● **Task requirements**
All records below must be retyped exactly.

[Records from a collection of figures]

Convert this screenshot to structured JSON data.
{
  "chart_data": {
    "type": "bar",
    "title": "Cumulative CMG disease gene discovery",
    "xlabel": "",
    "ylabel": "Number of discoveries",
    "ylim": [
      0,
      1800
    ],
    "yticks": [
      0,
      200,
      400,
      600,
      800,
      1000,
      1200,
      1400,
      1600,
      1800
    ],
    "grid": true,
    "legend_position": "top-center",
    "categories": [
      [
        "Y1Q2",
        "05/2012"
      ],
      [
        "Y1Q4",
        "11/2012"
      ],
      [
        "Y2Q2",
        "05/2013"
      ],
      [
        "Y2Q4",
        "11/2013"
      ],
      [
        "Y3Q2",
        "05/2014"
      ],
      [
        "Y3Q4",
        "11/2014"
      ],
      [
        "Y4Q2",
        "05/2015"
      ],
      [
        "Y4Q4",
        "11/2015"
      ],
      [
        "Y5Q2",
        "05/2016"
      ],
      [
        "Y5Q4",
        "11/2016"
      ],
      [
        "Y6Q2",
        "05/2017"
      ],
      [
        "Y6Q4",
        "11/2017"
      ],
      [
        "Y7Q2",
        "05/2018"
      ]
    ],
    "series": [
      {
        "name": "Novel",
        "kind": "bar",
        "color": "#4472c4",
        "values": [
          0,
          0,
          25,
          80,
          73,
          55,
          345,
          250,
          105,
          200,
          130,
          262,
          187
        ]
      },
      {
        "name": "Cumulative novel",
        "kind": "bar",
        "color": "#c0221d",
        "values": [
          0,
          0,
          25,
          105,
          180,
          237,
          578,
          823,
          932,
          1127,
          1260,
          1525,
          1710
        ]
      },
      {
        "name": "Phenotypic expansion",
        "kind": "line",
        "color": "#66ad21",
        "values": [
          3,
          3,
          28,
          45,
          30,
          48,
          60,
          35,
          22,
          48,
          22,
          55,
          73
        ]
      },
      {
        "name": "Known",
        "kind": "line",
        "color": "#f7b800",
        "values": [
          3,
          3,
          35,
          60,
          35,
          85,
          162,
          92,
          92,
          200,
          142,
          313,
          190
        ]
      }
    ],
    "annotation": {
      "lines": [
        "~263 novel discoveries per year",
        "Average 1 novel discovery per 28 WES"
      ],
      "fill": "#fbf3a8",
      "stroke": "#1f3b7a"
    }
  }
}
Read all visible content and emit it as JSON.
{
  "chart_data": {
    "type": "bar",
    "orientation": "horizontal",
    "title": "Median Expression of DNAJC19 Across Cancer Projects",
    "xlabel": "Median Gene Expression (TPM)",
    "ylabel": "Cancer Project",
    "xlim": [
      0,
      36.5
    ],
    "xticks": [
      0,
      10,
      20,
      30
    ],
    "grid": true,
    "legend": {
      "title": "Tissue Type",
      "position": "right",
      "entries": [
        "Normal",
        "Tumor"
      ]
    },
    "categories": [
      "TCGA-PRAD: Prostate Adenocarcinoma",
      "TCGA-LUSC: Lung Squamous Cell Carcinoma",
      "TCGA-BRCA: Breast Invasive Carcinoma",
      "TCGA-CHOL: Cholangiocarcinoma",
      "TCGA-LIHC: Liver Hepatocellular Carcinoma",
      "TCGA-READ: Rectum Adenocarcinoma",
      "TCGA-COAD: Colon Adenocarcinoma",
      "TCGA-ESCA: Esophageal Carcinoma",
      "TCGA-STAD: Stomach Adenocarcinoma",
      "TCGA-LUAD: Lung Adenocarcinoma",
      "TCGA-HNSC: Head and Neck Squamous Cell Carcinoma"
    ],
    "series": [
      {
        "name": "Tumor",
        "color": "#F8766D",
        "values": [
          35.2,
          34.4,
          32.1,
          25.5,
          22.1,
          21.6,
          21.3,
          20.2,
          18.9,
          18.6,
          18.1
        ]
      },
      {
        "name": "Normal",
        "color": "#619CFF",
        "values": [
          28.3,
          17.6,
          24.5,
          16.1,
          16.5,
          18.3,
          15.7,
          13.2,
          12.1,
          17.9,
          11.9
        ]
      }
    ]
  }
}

● **Answer for the task**
Convert this screenshot to structured JSON data.
{
  "chart_data": {
    "type": "bar",
    "title": "Cumulative CMG disease gene discovery",
    "xlabel": "",
    "ylabel": "Number of discoveries",
    "ylim": [
      0,
      1800
    ],
    "yticks": [
      0,
      200,
      400,
      600,
      800,
      1000,
      1200,
      1400,
      1600,
      1800
    ],
    "grid": true,
    "legend_position": "top-center",
    "categories": [
      [
        "Y1Q2",
        "05/2012"
      ],
      [
        "Y1Q4",
        "11/2012"
      ],
      [
        "Y2Q2",
        "05/2013"
      ],
      [
        "Y2Q4",
        "11/2013"
      ],
      [
        "Y3Q2",
        "05/2014"
      ],
      [
        "Y3Q4",
        "11/2014"
      ],
      [
        "Y4Q2",
        "05/2015"
      ],
      [
        "Y4Q4",
        "11/2015"
      ],
      [
        "Y5Q2",
        "05/2016"
      ],
      [
        "Y5Q4",
        "11/2016"
      ],
      [
        "Y6Q2",
        "05/2017"
      ],
      [
        "Y6Q4",
        "11/2017"
      ],
      [
        "Y7Q2",
        "05/2018"
      ]
    ],
    "series": [
      {
        "name": "Novel",
        "kind": "bar",
        "color": "#4472c4",
        "values": [
          0,
          0,
          25,
          80,
          73,
          55,
          345,
          250,
          105,
          200,
          130,
          262,
          187
        ]
      },
      {
        "name": "Cumulative novel",
        "kind": "bar",
        "color": "#c0221d",
        "values": [
          0,
          0,
          25,
          105,
          180,
          237,
          578,
          823,
          932,
          1127,
          1260,
          1525,
          1710
        ]
      },
      {
        "name": "Phenotypic expansion",
        "kind": "line",
        "color": "#66ad21",
        "values": [
          3,
          3,
          28,
          45,
          30,
          48,
          60,
          35,
          22,
          48,
          22,
          55,
          73
        ]
      },
      {
        "name": "Known",
        "kind": "line",
        "color": "#f7b800",
        "values": [
          3,
          3,
          35,
          60,
          35,
          85,
          162,
          92,
          92,
          200,
          142,
          313,
          190
        ]
      }
    ],
    "annotation": {
      "lines": [
        "~263 novel discoveries per year",
        "Average 1 novel discovery per 28 WES"
      ],
      "fill": "#fbf3a8",
      "stroke": "#1f3b7a"
    }
  }
}
Read all visible content and emit it as JSON.
{
  "chart_data": {
    "type": "bar",
    "orientation": "horizontal",
    "title": "Median Expression of DNAJC19 Across Cancer Projects",
    "xlabel": "Median Gene Expression (TPM)",
    "ylabel": "Cancer Project",
    "xlim": [
      0,
      36.5
    ],
    "xticks": [
      0,
      10,
      20,
      30
    ],
    "grid": true,
    "legend": {
      "title": "Tissue Type",
      "position": "right",
      "entries": [
        "Normal",
        "Tumor"
      ]
    },
    "categories": [
      "TCGA-PRAD: Prostate Adenocarcinoma",
      "TCGA-LUSC: Lung Squamous Cell Carcinoma",
      "TCGA-BRCA: Breast Invasive Carcinoma",
      "TCGA-CHOL: Cholangiocarcinoma",
      "TCGA-LIHC: Liver Hepatocellular Carcinoma",
      "TCGA-READ: Rectum Adenocarcinoma",
      "TCGA-COAD: Colon Adenocarcinoma",
      "TCGA-ESCA: Esophageal Carcinoma",
      "TCGA-STAD: Stomach Adenocarcinoma",
      "TCGA-LUAD: Lung Adenocarcinoma",
      "TCGA-HNSC: Head and Neck Squamous Cell Carcinoma"
    ],
    "series": [
      {
        "name": "Tumor",
        "color": "#F8766D",
        "values": [
          35.2,
          34.4,
          32.1,
          25.5,
          22.1,
          21.6,
          21.3,
          20.2,
          18.9,
          18.6,
          18.1
        ]
      },
      {
        "name": "Normal",
        "color": "#619CFF",
        "values": [
          28.3,
          17.6,
          24.5,
          16.1,
          16.5,
          18.3,
          15.7,
          13.2,
          12.1,
          17.9,
          11.9
        ]
      }
    ]
  }
}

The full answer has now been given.